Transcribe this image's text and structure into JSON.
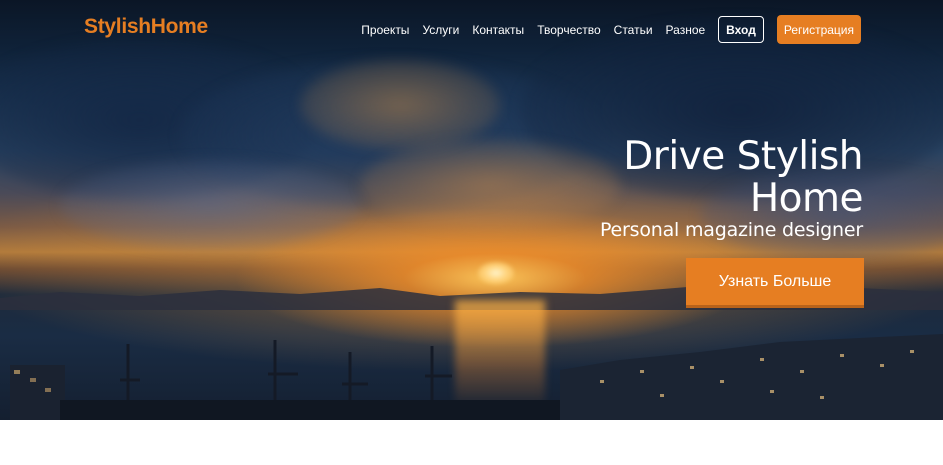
{
  "header": {
    "brand": "StylishHome",
    "nav": [
      {
        "label": "Проекты"
      },
      {
        "label": "Услуги"
      },
      {
        "label": "Контакты"
      },
      {
        "label": "Творчество"
      },
      {
        "label": "Статьи"
      },
      {
        "label": "Разное"
      }
    ],
    "login_label": "Вход",
    "register_label": "Регистрация"
  },
  "hero": {
    "title_line1": "Drive Stylish",
    "title_line2": "Home",
    "subtitle": "Personal magazine designer",
    "cta_label": "Узнать Больше"
  },
  "colors": {
    "accent": "#e67e22",
    "text_on_hero": "#ffffff",
    "background": "#ffffff"
  }
}
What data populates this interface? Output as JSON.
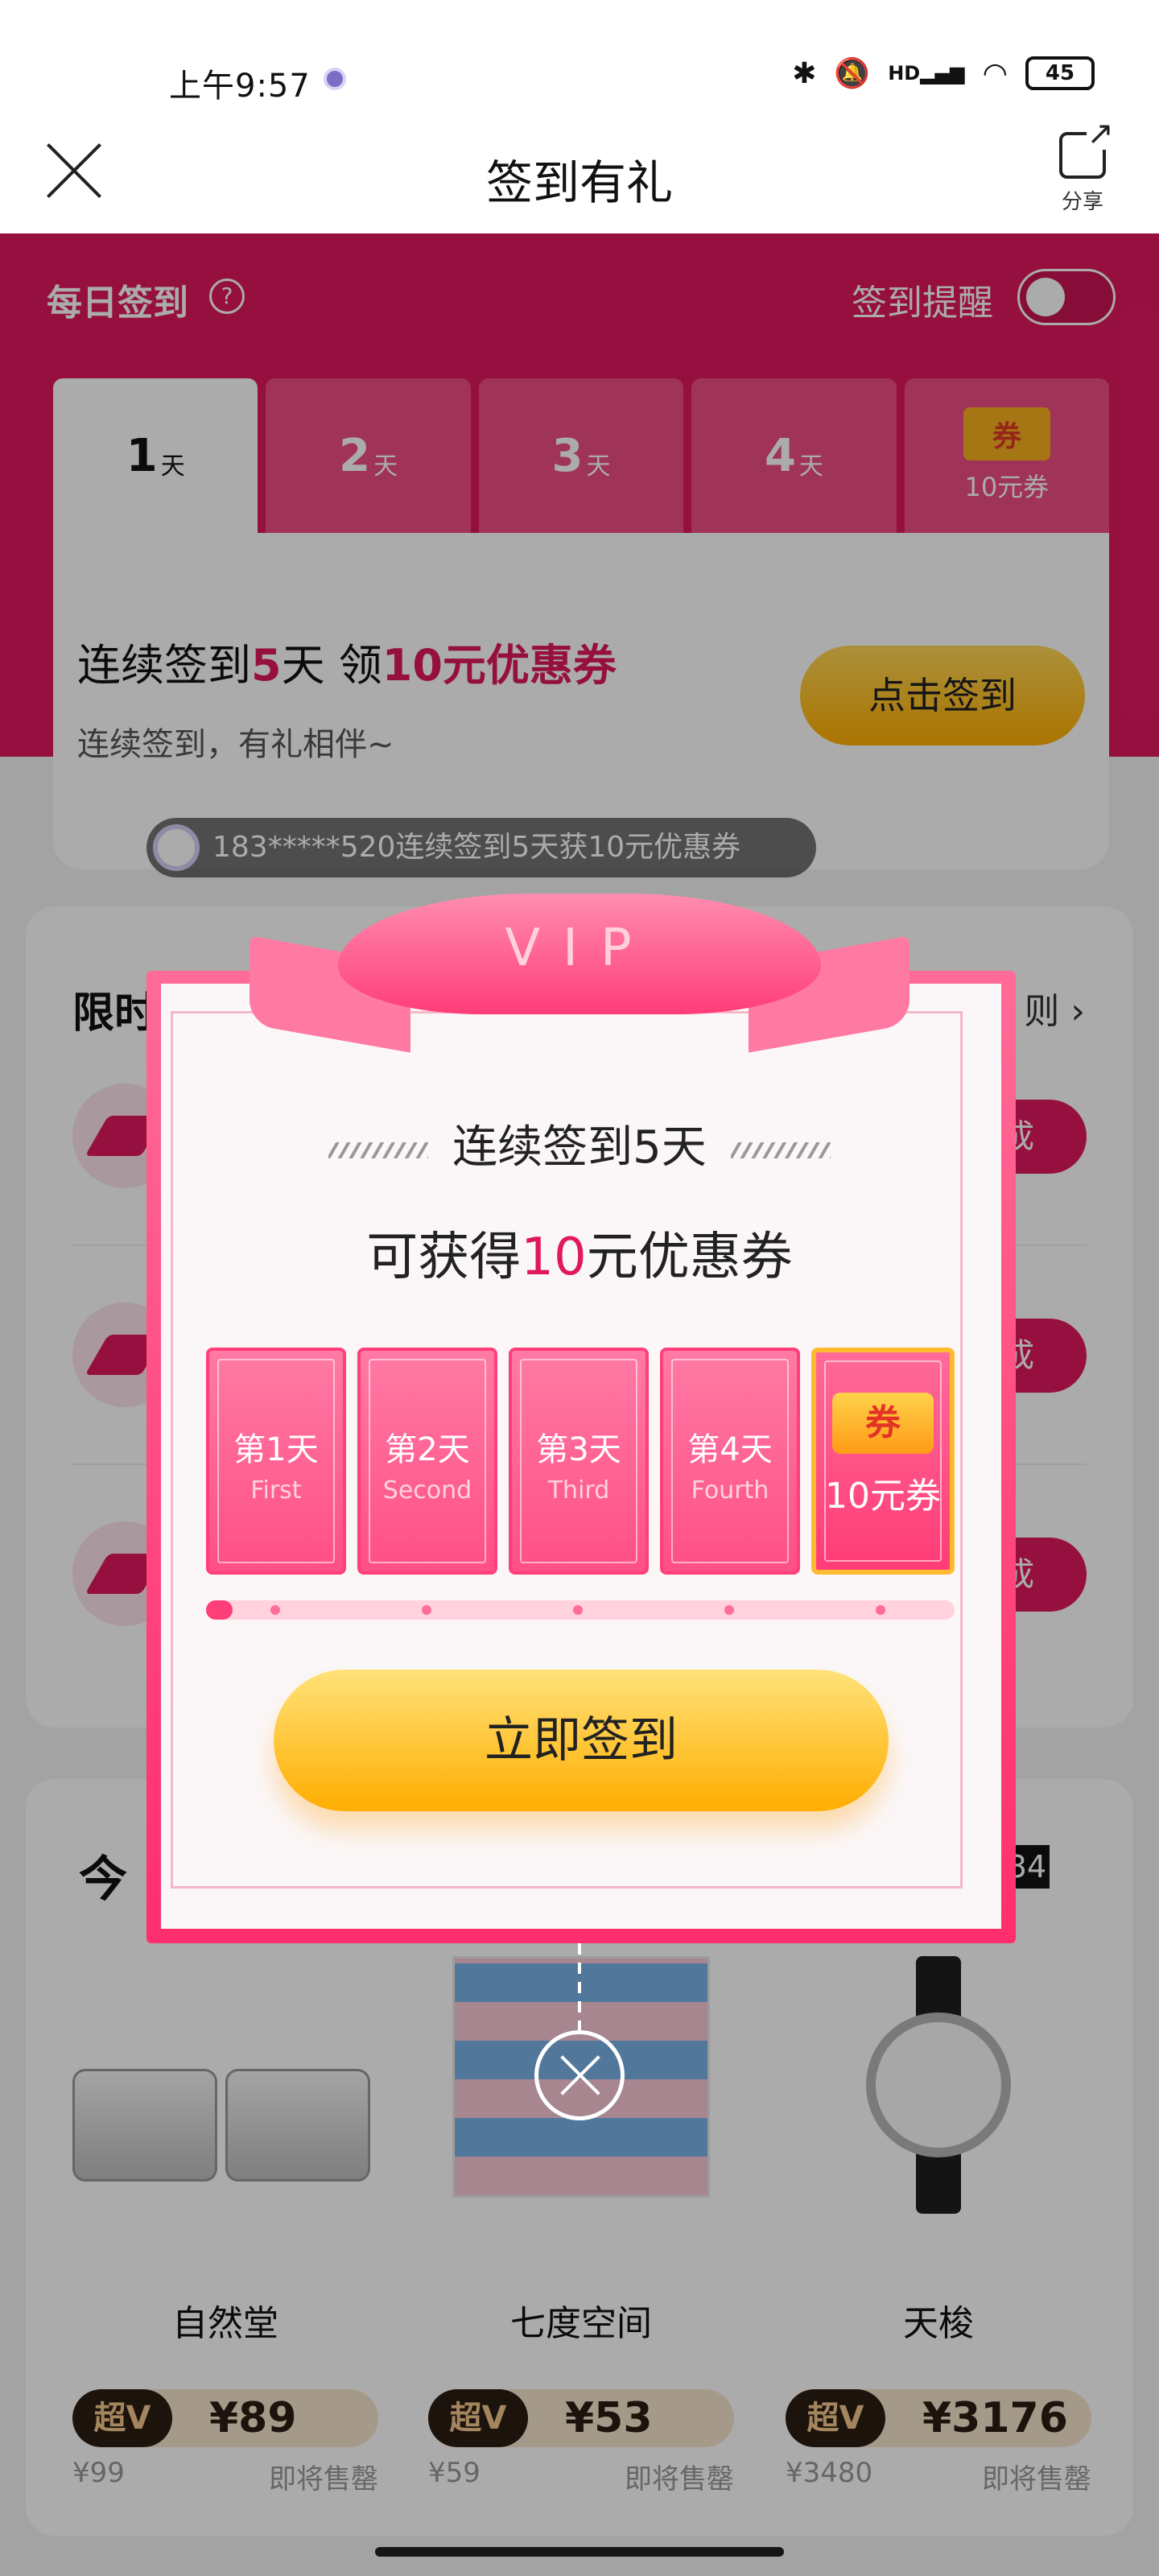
{
  "status": {
    "time": "上午9:57",
    "network": "HD",
    "battery": "45"
  },
  "nav": {
    "title": "签到有礼",
    "share_label": "分享"
  },
  "daily": {
    "title": "每日签到",
    "help": "?",
    "remind_label": "签到提醒",
    "remind_on": false,
    "tabs": [
      {
        "num": "1",
        "unit": "天",
        "active": true
      },
      {
        "num": "2",
        "unit": "天"
      },
      {
        "num": "3",
        "unit": "天"
      },
      {
        "num": "4",
        "unit": "天"
      }
    ],
    "reward_tab": {
      "coupon": "券",
      "label": "10元券"
    },
    "headline": {
      "a": "连续签到",
      "days": "5",
      "b": "天 领",
      "amount": "10元优惠券"
    },
    "sub": "连续签到，有礼相伴~",
    "sign_button": "点击签到",
    "marquee": "183*****520连续签到5天获10元优惠券"
  },
  "tasks": {
    "title": "限时",
    "rule": "则 ›",
    "go_label": "成"
  },
  "today": {
    "title": "今",
    "countdown": "34",
    "products": [
      {
        "name": "自然堂",
        "badge": "超V",
        "price": "¥89",
        "orig": "¥99",
        "status": "即将售罄"
      },
      {
        "name": "七度空间",
        "badge": "超V",
        "price": "¥53",
        "orig": "¥59",
        "status": "即将售罄"
      },
      {
        "name": "天梭",
        "badge": "超V",
        "price": "¥3176",
        "orig": "¥3480",
        "status": "即将售罄"
      }
    ]
  },
  "modal": {
    "ribbon": "VIP",
    "line1": "连续签到5天",
    "line2_a": "可获得",
    "line2_amount": "10",
    "line2_b": "元优惠券",
    "days": [
      {
        "cn": "第1天",
        "en": "First"
      },
      {
        "cn": "第2天",
        "en": "Second"
      },
      {
        "cn": "第3天",
        "en": "Third"
      },
      {
        "cn": "第4天",
        "en": "Fourth"
      }
    ],
    "reward": {
      "coupon": "券",
      "label": "10元券"
    },
    "progress": 0.02,
    "button": "立即签到"
  }
}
::::
DIRECTION: Which lines contain the word "this"? Copy each one.

COMPLETED TASK:
Transcribe this image's text and structure into JSON.
What data populates this interface? Output as JSON.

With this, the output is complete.